§ Written exercise
Transcribe, without changes, the entries that begin with the line containing "List UI elements" and end with the line containing "289, 840, 1378]", including both of those lines.

§ Extracted records
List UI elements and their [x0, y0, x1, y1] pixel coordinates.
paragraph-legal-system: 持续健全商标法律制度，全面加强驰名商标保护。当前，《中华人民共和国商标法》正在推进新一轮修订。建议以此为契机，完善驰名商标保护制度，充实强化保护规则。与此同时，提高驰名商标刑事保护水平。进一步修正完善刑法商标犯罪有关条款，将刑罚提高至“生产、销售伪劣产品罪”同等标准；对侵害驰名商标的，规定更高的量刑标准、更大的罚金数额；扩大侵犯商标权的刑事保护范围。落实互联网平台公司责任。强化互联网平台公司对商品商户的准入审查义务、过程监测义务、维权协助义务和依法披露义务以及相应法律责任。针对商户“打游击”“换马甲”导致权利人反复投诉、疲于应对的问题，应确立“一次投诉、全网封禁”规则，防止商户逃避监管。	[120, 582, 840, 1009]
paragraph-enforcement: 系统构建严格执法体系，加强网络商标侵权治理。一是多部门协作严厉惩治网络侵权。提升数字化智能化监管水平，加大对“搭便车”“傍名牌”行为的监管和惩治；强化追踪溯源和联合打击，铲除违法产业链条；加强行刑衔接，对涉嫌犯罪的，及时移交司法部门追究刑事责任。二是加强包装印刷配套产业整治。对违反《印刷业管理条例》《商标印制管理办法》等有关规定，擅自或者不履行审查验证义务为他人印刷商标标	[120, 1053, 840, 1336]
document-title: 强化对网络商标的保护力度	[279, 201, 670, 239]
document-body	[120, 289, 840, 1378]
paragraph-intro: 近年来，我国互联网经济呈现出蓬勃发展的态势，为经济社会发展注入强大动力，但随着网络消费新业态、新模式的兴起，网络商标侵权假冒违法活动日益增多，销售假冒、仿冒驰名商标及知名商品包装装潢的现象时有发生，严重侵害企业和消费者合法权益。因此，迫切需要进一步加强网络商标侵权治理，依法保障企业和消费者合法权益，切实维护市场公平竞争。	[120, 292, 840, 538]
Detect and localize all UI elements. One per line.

---

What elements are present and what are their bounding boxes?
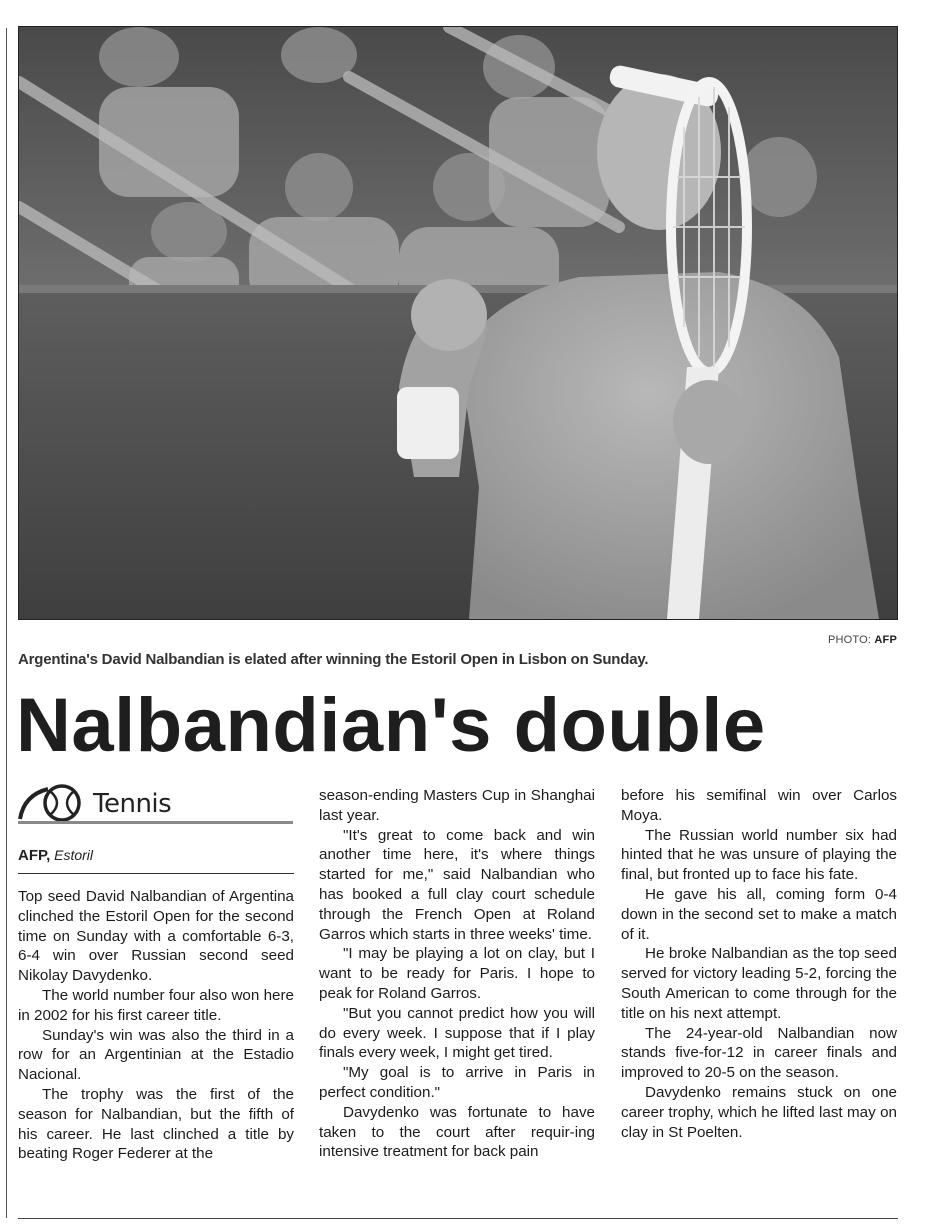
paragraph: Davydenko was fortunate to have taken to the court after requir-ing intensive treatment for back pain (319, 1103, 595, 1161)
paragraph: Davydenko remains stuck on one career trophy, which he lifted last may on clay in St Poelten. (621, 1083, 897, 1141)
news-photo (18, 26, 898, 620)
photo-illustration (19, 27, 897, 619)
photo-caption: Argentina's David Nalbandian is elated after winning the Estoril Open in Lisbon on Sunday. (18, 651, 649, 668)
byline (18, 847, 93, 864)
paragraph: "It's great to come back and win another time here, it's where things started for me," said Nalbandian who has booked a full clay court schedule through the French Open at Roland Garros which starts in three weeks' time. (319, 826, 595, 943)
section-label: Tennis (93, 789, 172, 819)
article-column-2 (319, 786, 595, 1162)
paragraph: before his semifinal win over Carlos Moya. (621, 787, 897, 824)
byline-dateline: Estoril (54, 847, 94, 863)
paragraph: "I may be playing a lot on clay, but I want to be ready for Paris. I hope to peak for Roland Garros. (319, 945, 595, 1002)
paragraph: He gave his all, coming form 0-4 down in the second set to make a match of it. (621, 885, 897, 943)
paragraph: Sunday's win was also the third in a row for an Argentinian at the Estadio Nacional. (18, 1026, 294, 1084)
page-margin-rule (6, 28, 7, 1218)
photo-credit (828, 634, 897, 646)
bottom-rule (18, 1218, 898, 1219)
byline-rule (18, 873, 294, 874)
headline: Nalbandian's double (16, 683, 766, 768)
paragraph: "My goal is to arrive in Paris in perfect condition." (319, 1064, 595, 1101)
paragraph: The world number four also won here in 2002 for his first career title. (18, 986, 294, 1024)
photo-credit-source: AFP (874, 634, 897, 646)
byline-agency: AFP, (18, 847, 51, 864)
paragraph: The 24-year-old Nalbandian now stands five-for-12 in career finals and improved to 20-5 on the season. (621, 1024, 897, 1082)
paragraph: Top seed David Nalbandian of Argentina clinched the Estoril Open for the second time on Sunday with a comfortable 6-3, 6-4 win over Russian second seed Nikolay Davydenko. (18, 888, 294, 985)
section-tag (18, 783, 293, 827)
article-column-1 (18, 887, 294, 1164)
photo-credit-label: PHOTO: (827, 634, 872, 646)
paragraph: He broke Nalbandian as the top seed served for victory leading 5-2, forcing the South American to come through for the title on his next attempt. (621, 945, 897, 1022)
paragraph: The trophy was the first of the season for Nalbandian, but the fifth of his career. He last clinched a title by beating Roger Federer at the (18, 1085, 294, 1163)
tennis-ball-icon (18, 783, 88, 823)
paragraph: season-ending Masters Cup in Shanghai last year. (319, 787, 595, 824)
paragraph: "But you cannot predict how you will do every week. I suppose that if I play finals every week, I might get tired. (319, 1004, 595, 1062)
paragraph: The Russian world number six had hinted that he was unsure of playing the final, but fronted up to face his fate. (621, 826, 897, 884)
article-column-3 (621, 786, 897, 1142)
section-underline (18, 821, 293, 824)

§ Answer
List UI elements and their [x0, y0, x1, y1] pixel coordinates.
paragraph-legal-system: 持续健全商标法律制度，全面加强驰名商标保护。当前，《中华人民共和国商标法》正在推进新一轮修订。建议以此为契机，完善驰名商标保护制度，充实强化保护规则。与此同时，提高驰名商标刑事保护水平。进一步修正完善刑法商标犯罪有关条款，将刑罚提高至“生产、销售伪劣产品罪”同等标准；对侵害驰名商标的，规定更高的量刑标准、更大的罚金数额；扩大侵犯商标权的刑事保护范围。落实互联网平台公司责任。强化互联网平台公司对商品商户的准入审查义务、过程监测义务、维权协助义务和依法披露义务以及相应法律责任。针对商户“打游击”“换马甲”导致权利人反复投诉、疲于应对的问题，应确立“一次投诉、全网封禁”规则，防止商户逃避监管。	[120, 582, 840, 1009]
paragraph-enforcement: 系统构建严格执法体系，加强网络商标侵权治理。一是多部门协作严厉惩治网络侵权。提升数字化智能化监管水平，加大对“搭便车”“傍名牌”行为的监管和惩治；强化追踪溯源和联合打击，铲除违法产业链条；加强行刑衔接，对涉嫌犯罪的，及时移交司法部门追究刑事责任。二是加强包装印刷配套产业整治。对违反《印刷业管理条例》《商标印制管理办法》等有关规定，擅自或者不履行审查验证义务为他人印刷商标标	[120, 1053, 840, 1336]
document-title: 强化对网络商标的保护力度	[279, 201, 670, 239]
document-body	[120, 289, 840, 1378]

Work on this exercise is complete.